— Begin Provided information —
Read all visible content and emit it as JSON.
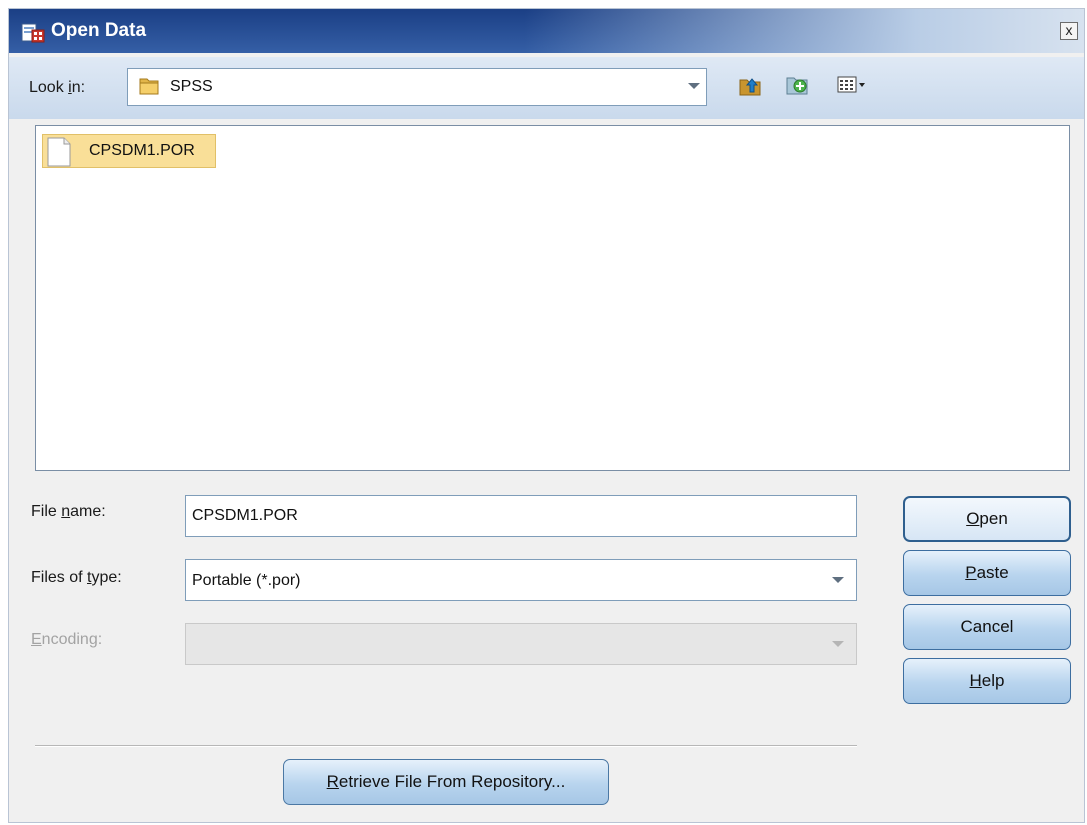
{
  "window": {
    "title": "Open Data",
    "close_label": "x"
  },
  "look_in": {
    "label_pre": "Look ",
    "label_accel": "i",
    "label_post": "n:",
    "value": "SPSS"
  },
  "toolbar": {
    "icons": [
      "up-folder-icon",
      "new-folder-icon",
      "view-menu-icon"
    ]
  },
  "files": [
    {
      "name": "CPSDM1.POR",
      "selected": true
    }
  ],
  "file_name": {
    "label_pre": "File ",
    "label_accel": "n",
    "label_post": "ame:",
    "value": "CPSDM1.POR"
  },
  "files_of_type": {
    "label_pre": "Files of ",
    "label_accel": "t",
    "label_post": "ype:",
    "value": "Portable (*.por)"
  },
  "encoding": {
    "label_accel": "E",
    "label_post": "ncoding:",
    "value": "",
    "disabled": true
  },
  "buttons": {
    "open": {
      "accel": "O",
      "rest": "pen"
    },
    "paste": {
      "accel": "P",
      "rest": "aste"
    },
    "cancel": {
      "label": "Cancel"
    },
    "help": {
      "accel": "H",
      "rest": "elp"
    },
    "retrieve": {
      "accel": "R",
      "rest": "etrieve File From Repository..."
    }
  },
  "colors": {
    "title_bar": "#1b3f85",
    "selection": "#f9df98",
    "button_face": "#b8d4ee"
  }
}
— End Provided information —
Directive:
Reproduce each record above by retyping it exactly; omit all images.

Result for this exercise:
Read all visible content and emit it as JSON.
{
  "window": {
    "title": "Open Data",
    "close_label": "x"
  },
  "look_in": {
    "label_pre": "Look ",
    "label_accel": "i",
    "label_post": "n:",
    "value": "SPSS"
  },
  "toolbar": {
    "icons": [
      "up-folder-icon",
      "new-folder-icon",
      "view-menu-icon"
    ]
  },
  "files": [
    {
      "name": "CPSDM1.POR",
      "selected": true
    }
  ],
  "file_name": {
    "label_pre": "File ",
    "label_accel": "n",
    "label_post": "ame:",
    "value": "CPSDM1.POR"
  },
  "files_of_type": {
    "label_pre": "Files of ",
    "label_accel": "t",
    "label_post": "ype:",
    "value": "Portable (*.por)"
  },
  "encoding": {
    "label_accel": "E",
    "label_post": "ncoding:",
    "value": "",
    "disabled": true
  },
  "buttons": {
    "open": {
      "accel": "O",
      "rest": "pen"
    },
    "paste": {
      "accel": "P",
      "rest": "aste"
    },
    "cancel": {
      "label": "Cancel"
    },
    "help": {
      "accel": "H",
      "rest": "elp"
    },
    "retrieve": {
      "accel": "R",
      "rest": "etrieve File From Repository..."
    }
  },
  "colors": {
    "title_bar": "#1b3f85",
    "selection": "#f9df98",
    "button_face": "#b8d4ee"
  }
}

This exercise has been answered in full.